Figure record extracts –
<<<<
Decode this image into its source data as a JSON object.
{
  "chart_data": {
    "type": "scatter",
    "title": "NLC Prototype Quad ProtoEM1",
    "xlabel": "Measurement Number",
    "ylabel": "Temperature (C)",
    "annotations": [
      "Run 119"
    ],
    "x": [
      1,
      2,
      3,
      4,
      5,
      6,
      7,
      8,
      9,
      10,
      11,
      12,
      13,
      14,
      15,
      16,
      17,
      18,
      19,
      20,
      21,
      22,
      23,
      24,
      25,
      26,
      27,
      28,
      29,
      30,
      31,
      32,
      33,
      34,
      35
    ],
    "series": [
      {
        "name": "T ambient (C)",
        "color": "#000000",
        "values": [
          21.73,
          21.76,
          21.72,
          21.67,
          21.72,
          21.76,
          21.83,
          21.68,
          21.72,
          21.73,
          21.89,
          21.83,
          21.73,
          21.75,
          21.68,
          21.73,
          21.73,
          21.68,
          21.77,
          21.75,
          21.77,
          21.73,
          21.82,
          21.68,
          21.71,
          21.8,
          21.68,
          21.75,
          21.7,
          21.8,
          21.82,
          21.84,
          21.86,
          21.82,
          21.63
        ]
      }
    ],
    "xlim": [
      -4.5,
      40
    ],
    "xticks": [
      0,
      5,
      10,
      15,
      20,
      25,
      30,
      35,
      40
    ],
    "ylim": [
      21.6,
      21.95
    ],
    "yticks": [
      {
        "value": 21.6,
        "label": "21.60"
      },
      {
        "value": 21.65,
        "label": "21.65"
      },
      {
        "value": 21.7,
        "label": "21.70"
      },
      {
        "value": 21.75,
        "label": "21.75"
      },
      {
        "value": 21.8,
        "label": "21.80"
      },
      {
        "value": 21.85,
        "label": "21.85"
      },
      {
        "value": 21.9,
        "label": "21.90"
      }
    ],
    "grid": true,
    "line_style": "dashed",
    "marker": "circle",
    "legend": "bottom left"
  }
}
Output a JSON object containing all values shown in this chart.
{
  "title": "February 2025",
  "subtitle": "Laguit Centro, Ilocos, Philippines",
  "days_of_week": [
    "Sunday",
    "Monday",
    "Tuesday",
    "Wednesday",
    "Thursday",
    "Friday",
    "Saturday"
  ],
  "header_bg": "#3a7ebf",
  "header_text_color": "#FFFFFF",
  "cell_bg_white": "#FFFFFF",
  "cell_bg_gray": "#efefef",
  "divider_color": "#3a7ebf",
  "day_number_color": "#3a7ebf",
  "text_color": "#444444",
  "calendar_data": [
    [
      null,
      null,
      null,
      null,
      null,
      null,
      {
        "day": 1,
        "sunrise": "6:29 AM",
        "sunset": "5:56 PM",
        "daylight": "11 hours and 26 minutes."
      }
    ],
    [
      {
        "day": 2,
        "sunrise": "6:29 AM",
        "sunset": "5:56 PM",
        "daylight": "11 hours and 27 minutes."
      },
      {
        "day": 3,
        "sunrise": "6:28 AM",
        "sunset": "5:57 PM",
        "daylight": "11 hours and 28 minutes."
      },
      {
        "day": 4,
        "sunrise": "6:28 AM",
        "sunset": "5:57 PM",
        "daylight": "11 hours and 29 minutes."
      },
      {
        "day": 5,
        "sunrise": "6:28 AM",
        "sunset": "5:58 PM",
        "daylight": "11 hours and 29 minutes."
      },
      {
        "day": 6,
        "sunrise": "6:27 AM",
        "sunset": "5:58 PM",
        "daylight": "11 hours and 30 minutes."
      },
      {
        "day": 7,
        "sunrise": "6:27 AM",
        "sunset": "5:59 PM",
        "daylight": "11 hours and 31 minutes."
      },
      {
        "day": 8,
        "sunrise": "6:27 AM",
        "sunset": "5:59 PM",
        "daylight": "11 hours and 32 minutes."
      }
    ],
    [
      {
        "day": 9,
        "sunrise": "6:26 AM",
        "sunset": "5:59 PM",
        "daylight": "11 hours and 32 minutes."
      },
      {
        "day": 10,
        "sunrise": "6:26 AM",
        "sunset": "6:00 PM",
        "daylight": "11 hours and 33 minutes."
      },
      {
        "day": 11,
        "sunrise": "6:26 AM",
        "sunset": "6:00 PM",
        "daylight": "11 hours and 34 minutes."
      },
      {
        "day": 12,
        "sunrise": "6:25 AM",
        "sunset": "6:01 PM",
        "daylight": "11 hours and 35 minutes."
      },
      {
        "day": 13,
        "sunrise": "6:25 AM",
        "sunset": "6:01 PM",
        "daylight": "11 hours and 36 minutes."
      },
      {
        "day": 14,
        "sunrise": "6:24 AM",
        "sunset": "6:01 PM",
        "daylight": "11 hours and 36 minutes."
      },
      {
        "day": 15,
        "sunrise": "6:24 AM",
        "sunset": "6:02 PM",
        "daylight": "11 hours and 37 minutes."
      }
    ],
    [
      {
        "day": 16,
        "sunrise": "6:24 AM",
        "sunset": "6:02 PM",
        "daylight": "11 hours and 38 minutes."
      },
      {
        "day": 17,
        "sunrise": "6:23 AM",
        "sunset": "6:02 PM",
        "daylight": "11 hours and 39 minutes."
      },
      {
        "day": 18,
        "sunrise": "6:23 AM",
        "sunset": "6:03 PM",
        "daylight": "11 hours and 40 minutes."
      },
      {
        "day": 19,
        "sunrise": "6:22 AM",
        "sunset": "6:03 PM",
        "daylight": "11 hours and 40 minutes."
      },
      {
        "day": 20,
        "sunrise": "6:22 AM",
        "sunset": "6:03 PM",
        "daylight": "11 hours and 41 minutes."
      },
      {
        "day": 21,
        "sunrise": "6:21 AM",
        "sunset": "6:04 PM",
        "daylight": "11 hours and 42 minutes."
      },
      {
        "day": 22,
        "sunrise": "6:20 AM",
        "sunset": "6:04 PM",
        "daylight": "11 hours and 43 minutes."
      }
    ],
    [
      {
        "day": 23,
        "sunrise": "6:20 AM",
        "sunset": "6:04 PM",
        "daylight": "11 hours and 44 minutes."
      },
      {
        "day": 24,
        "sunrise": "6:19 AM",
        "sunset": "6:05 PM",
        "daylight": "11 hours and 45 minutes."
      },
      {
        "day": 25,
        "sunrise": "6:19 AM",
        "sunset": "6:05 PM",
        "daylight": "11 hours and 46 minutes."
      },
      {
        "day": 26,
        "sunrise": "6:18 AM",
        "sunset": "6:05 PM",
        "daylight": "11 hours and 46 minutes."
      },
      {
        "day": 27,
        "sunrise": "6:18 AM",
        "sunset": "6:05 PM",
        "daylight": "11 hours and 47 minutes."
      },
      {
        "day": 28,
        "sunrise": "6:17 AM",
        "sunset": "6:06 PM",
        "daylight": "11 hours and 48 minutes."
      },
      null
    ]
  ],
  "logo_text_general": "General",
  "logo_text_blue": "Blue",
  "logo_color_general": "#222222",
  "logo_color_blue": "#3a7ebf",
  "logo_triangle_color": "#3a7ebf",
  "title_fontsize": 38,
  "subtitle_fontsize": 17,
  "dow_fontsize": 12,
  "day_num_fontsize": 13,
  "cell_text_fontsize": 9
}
>>>>
TASK DIRECTIONS –
Exactly as they are written, print the entries again.

RESULT OF THIS TASK –
Decode this image into its source data as a JSON object.
{
  "chart_data": {
    "type": "scatter",
    "title": "NLC Prototype Quad ProtoEM1",
    "xlabel": "Measurement Number",
    "ylabel": "Temperature (C)",
    "annotations": [
      "Run 119"
    ],
    "x": [
      1,
      2,
      3,
      4,
      5,
      6,
      7,
      8,
      9,
      10,
      11,
      12,
      13,
      14,
      15,
      16,
      17,
      18,
      19,
      20,
      21,
      22,
      23,
      24,
      25,
      26,
      27,
      28,
      29,
      30,
      31,
      32,
      33,
      34,
      35
    ],
    "series": [
      {
        "name": "T ambient (C)",
        "color": "#000000",
        "values": [
          21.73,
          21.76,
          21.72,
          21.67,
          21.72,
          21.76,
          21.83,
          21.68,
          21.72,
          21.73,
          21.89,
          21.83,
          21.73,
          21.75,
          21.68,
          21.73,
          21.73,
          21.68,
          21.77,
          21.75,
          21.77,
          21.73,
          21.82,
          21.68,
          21.71,
          21.8,
          21.68,
          21.75,
          21.7,
          21.8,
          21.82,
          21.84,
          21.86,
          21.82,
          21.63
        ]
      }
    ],
    "xlim": [
      -4.5,
      40
    ],
    "xticks": [
      0,
      5,
      10,
      15,
      20,
      25,
      30,
      35,
      40
    ],
    "ylim": [
      21.6,
      21.95
    ],
    "yticks": [
      {
        "value": 21.6,
        "label": "21.60"
      },
      {
        "value": 21.65,
        "label": "21.65"
      },
      {
        "value": 21.7,
        "label": "21.70"
      },
      {
        "value": 21.75,
        "label": "21.75"
      },
      {
        "value": 21.8,
        "label": "21.80"
      },
      {
        "value": 21.85,
        "label": "21.85"
      },
      {
        "value": 21.9,
        "label": "21.90"
      }
    ],
    "grid": true,
    "line_style": "dashed",
    "marker": "circle",
    "legend": "bottom left"
  }
}
Output a JSON object containing all values shown in this chart.
{
  "title": "February 2025",
  "subtitle": "Laguit Centro, Ilocos, Philippines",
  "days_of_week": [
    "Sunday",
    "Monday",
    "Tuesday",
    "Wednesday",
    "Thursday",
    "Friday",
    "Saturday"
  ],
  "header_bg": "#3a7ebf",
  "header_text_color": "#FFFFFF",
  "cell_bg_white": "#FFFFFF",
  "cell_bg_gray": "#efefef",
  "divider_color": "#3a7ebf",
  "day_number_color": "#3a7ebf",
  "text_color": "#444444",
  "calendar_data": [
    [
      null,
      null,
      null,
      null,
      null,
      null,
      {
        "day": 1,
        "sunrise": "6:29 AM",
        "sunset": "5:56 PM",
        "daylight": "11 hours and 26 minutes."
      }
    ],
    [
      {
        "day": 2,
        "sunrise": "6:29 AM",
        "sunset": "5:56 PM",
        "daylight": "11 hours and 27 minutes."
      },
      {
        "day": 3,
        "sunrise": "6:28 AM",
        "sunset": "5:57 PM",
        "daylight": "11 hours and 28 minutes."
      },
      {
        "day": 4,
        "sunrise": "6:28 AM",
        "sunset": "5:57 PM",
        "daylight": "11 hours and 29 minutes."
      },
      {
        "day": 5,
        "sunrise": "6:28 AM",
        "sunset": "5:58 PM",
        "daylight": "11 hours and 29 minutes."
      },
      {
        "day": 6,
        "sunrise": "6:27 AM",
        "sunset": "5:58 PM",
        "daylight": "11 hours and 30 minutes."
      },
      {
        "day": 7,
        "sunrise": "6:27 AM",
        "sunset": "5:59 PM",
        "daylight": "11 hours and 31 minutes."
      },
      {
        "day": 8,
        "sunrise": "6:27 AM",
        "sunset": "5:59 PM",
        "daylight": "11 hours and 32 minutes."
      }
    ],
    [
      {
        "day": 9,
        "sunrise": "6:26 AM",
        "sunset": "5:59 PM",
        "daylight": "11 hours and 32 minutes."
      },
      {
        "day": 10,
        "sunrise": "6:26 AM",
        "sunset": "6:00 PM",
        "daylight": "11 hours and 33 minutes."
      },
      {
        "day": 11,
        "sunrise": "6:26 AM",
        "sunset": "6:00 PM",
        "daylight": "11 hours and 34 minutes."
      },
      {
        "day": 12,
        "sunrise": "6:25 AM",
        "sunset": "6:01 PM",
        "daylight": "11 hours and 35 minutes."
      },
      {
        "day": 13,
        "sunrise": "6:25 AM",
        "sunset": "6:01 PM",
        "daylight": "11 hours and 36 minutes."
      },
      {
        "day": 14,
        "sunrise": "6:24 AM",
        "sunset": "6:01 PM",
        "daylight": "11 hours and 36 minutes."
      },
      {
        "day": 15,
        "sunrise": "6:24 AM",
        "sunset": "6:02 PM",
        "daylight": "11 hours and 37 minutes."
      }
    ],
    [
      {
        "day": 16,
        "sunrise": "6:24 AM",
        "sunset": "6:02 PM",
        "daylight": "11 hours and 38 minutes."
      },
      {
        "day": 17,
        "sunrise": "6:23 AM",
        "sunset": "6:02 PM",
        "daylight": "11 hours and 39 minutes."
      },
      {
        "day": 18,
        "sunrise": "6:23 AM",
        "sunset": "6:03 PM",
        "daylight": "11 hours and 40 minutes."
      },
      {
        "day": 19,
        "sunrise": "6:22 AM",
        "sunset": "6:03 PM",
        "daylight": "11 hours and 40 minutes."
      },
      {
        "day": 20,
        "sunrise": "6:22 AM",
        "sunset": "6:03 PM",
        "daylight": "11 hours and 41 minutes."
      },
      {
        "day": 21,
        "sunrise": "6:21 AM",
        "sunset": "6:04 PM",
        "daylight": "11 hours and 42 minutes."
      },
      {
        "day": 22,
        "sunrise": "6:20 AM",
        "sunset": "6:04 PM",
        "daylight": "11 hours and 43 minutes."
      }
    ],
    [
      {
        "day": 23,
        "sunrise": "6:20 AM",
        "sunset": "6:04 PM",
        "daylight": "11 hours and 44 minutes."
      },
      {
        "day": 24,
        "sunrise": "6:19 AM",
        "sunset": "6:05 PM",
        "daylight": "11 hours and 45 minutes."
      },
      {
        "day": 25,
        "sunrise": "6:19 AM",
        "sunset": "6:05 PM",
        "daylight": "11 hours and 46 minutes."
      },
      {
        "day": 26,
        "sunrise": "6:18 AM",
        "sunset": "6:05 PM",
        "daylight": "11 hours and 46 minutes."
      },
      {
        "day": 27,
        "sunrise": "6:18 AM",
        "sunset": "6:05 PM",
        "daylight": "11 hours and 47 minutes."
      },
      {
        "day": 28,
        "sunrise": "6:17 AM",
        "sunset": "6:06 PM",
        "daylight": "11 hours and 48 minutes."
      },
      null
    ]
  ],
  "logo_text_general": "General",
  "logo_text_blue": "Blue",
  "logo_color_general": "#222222",
  "logo_color_blue": "#3a7ebf",
  "logo_triangle_color": "#3a7ebf",
  "title_fontsize": 38,
  "subtitle_fontsize": 17,
  "dow_fontsize": 12,
  "day_num_fontsize": 13,
  "cell_text_fontsize": 9
}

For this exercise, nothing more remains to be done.